EXERCISE DETAILS
Search the listing for "balanced" and copy every line where it appears.
* START RECORDS PROVIDED *
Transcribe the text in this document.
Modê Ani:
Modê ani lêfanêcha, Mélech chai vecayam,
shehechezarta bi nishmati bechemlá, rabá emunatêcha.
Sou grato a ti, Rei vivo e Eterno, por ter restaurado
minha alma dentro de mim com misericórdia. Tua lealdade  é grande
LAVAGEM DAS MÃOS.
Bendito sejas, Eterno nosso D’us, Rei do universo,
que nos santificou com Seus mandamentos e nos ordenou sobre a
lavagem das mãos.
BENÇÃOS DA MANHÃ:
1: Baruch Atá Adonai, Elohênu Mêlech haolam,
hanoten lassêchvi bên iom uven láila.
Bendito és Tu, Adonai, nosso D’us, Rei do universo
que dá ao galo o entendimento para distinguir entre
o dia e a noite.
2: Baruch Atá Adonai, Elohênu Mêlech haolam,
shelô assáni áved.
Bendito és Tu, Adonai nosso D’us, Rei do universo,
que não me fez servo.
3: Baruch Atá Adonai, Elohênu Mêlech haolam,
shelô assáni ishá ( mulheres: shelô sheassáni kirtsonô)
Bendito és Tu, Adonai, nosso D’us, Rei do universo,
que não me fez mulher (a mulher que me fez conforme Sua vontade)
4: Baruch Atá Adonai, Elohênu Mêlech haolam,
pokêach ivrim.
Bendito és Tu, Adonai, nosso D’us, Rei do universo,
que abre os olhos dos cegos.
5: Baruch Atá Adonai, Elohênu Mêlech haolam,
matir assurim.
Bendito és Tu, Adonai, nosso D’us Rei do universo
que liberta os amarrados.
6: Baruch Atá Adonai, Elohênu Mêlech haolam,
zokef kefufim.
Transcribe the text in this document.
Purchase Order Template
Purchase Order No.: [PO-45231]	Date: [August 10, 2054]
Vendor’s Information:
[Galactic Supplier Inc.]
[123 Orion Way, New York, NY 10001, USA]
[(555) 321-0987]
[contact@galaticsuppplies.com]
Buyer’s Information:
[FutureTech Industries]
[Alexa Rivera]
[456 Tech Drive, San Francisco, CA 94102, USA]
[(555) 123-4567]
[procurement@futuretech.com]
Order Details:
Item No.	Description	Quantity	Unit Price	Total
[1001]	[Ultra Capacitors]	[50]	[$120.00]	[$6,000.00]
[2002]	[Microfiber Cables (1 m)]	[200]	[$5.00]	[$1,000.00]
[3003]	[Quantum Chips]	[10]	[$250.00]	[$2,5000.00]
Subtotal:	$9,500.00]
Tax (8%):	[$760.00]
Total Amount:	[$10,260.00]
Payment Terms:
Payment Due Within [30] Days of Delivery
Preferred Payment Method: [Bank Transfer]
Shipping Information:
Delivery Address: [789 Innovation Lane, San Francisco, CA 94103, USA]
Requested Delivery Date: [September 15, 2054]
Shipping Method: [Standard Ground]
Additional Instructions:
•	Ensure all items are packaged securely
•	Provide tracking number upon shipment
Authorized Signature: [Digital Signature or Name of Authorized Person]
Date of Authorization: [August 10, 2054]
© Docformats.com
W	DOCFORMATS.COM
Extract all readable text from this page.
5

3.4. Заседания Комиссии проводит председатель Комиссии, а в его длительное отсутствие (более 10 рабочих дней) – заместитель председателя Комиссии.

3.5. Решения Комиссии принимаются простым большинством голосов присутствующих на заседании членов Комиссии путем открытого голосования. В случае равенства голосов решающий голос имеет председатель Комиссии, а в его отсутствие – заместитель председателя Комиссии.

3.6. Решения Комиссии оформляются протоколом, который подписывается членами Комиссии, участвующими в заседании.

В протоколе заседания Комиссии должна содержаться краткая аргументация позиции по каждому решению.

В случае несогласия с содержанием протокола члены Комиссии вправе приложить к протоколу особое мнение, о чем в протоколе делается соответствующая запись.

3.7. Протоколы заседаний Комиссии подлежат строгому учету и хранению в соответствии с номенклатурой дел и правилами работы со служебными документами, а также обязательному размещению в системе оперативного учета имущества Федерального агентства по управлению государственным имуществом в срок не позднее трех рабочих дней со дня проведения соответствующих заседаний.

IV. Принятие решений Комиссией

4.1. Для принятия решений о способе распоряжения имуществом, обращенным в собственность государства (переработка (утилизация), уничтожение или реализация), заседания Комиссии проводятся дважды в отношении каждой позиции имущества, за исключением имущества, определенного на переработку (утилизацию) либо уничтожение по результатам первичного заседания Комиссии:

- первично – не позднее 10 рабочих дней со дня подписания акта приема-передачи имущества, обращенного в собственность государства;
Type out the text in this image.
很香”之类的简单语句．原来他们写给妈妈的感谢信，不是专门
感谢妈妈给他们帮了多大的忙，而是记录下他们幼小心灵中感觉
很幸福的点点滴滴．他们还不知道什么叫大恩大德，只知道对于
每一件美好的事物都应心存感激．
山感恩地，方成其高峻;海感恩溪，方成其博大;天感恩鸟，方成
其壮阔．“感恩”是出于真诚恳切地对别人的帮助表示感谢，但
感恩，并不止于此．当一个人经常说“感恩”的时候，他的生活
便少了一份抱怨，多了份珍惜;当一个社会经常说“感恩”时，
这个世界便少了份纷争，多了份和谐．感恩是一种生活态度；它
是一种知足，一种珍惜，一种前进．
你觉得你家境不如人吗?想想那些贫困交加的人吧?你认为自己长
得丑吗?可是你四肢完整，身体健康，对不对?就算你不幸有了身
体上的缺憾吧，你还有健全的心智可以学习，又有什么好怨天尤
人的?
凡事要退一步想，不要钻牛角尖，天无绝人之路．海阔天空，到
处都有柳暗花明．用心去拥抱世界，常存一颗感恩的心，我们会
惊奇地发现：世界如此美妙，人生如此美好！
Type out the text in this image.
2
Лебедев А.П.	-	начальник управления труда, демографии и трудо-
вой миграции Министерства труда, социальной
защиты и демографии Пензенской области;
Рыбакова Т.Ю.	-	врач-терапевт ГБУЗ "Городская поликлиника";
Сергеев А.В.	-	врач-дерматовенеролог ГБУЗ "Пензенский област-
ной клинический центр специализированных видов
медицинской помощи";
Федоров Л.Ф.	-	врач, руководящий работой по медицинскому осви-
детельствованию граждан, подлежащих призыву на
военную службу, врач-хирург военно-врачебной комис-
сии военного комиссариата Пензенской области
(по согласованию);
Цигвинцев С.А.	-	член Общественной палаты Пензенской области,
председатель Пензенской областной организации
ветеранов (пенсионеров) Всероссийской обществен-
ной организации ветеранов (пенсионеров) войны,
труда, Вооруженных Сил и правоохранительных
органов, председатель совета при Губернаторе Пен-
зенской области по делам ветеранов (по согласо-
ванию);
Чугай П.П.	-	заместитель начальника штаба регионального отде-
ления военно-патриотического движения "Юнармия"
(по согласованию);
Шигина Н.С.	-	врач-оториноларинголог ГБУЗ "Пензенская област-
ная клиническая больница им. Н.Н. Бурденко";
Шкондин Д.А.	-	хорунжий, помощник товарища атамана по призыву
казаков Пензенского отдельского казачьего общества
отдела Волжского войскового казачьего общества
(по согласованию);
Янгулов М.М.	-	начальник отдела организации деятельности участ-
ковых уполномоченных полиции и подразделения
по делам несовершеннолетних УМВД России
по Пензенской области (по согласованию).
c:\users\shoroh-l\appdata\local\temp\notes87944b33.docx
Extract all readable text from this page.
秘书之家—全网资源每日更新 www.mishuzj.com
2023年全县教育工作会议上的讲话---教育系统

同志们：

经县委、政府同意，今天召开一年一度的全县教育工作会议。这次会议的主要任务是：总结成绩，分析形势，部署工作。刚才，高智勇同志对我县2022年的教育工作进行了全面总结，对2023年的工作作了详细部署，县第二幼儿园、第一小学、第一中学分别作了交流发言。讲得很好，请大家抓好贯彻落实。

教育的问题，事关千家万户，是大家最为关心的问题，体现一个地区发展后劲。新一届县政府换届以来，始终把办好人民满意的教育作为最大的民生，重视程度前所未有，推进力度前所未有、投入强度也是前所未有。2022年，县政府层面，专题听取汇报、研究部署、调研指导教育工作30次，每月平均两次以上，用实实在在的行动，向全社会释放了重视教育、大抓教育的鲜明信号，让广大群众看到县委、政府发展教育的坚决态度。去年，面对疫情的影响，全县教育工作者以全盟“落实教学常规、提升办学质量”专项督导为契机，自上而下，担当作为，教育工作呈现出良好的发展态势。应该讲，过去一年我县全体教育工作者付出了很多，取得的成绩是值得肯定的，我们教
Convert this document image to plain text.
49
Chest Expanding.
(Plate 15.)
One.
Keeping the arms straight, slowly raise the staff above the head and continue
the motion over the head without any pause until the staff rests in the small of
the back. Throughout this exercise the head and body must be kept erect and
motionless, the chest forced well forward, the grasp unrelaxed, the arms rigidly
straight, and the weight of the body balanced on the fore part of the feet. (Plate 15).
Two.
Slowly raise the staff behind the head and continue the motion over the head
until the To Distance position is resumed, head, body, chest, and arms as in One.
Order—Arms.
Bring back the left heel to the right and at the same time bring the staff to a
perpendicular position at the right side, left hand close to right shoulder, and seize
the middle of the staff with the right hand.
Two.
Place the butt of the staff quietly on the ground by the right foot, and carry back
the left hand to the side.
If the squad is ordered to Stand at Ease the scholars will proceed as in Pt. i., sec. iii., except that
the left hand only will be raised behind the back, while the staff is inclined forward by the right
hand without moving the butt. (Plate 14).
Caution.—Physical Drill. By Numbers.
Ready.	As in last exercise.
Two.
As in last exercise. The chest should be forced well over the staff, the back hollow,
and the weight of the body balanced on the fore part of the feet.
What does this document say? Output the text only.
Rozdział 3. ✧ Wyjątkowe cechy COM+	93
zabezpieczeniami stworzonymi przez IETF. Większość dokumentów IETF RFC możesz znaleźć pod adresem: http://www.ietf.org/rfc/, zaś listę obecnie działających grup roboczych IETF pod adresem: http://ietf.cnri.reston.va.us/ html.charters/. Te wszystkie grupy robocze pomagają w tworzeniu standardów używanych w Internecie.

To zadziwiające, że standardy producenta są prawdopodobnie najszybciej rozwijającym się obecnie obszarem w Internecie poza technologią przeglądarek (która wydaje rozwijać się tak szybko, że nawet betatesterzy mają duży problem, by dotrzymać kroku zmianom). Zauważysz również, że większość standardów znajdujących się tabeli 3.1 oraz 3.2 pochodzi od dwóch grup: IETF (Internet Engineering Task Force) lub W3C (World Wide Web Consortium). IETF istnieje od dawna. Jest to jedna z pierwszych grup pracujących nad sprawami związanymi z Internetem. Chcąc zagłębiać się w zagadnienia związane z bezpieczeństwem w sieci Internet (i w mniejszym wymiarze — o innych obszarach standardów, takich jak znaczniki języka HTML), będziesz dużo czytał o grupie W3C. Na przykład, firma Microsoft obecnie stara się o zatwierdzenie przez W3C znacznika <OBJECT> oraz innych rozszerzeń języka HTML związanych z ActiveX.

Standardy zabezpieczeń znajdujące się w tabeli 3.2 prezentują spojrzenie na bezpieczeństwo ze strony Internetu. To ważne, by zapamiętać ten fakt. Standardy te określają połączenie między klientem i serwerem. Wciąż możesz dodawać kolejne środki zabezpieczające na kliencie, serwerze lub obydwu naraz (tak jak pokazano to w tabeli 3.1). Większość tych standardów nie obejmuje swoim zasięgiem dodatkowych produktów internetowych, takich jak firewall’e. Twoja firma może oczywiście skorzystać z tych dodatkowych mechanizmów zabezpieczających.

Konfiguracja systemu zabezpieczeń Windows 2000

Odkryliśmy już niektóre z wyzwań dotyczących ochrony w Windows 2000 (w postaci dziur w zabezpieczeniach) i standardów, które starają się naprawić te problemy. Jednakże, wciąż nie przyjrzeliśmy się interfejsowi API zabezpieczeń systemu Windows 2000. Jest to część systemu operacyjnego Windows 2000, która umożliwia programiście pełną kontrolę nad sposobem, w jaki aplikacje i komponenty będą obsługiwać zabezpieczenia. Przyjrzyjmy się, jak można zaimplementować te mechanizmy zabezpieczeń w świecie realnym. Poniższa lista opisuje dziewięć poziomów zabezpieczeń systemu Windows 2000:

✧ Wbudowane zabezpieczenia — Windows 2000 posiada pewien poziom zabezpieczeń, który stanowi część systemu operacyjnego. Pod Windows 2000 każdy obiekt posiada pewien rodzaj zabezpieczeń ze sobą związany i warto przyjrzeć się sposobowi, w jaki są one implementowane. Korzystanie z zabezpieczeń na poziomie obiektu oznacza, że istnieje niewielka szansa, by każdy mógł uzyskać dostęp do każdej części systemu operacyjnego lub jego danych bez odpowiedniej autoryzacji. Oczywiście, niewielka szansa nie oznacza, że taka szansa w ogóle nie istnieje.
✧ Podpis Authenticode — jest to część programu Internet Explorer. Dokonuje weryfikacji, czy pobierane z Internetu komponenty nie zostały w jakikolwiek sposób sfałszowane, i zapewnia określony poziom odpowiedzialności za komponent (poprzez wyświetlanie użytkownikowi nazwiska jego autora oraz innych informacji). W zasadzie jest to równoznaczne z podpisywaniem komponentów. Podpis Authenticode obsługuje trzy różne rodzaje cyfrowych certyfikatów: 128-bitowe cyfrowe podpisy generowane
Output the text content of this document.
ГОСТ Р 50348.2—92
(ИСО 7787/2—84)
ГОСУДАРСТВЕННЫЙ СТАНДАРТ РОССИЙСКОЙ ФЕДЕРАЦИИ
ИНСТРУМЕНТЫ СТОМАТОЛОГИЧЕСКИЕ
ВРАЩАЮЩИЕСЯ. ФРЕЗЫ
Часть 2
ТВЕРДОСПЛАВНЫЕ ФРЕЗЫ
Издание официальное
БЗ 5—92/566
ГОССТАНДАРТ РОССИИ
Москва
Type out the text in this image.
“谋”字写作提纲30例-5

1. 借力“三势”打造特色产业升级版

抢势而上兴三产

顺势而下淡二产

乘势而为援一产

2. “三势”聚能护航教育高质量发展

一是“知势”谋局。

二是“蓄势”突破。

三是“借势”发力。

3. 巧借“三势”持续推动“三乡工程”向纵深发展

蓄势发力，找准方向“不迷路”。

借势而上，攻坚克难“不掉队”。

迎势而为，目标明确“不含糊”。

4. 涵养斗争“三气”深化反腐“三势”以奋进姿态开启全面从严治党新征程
* END RECORDS PROVIDED *
REPLY TO THE TASK
straight, and the weight of the body balanced on the fore part of the feet. (Plate 15).
and the weight of the body balanced on the fore part of the feet.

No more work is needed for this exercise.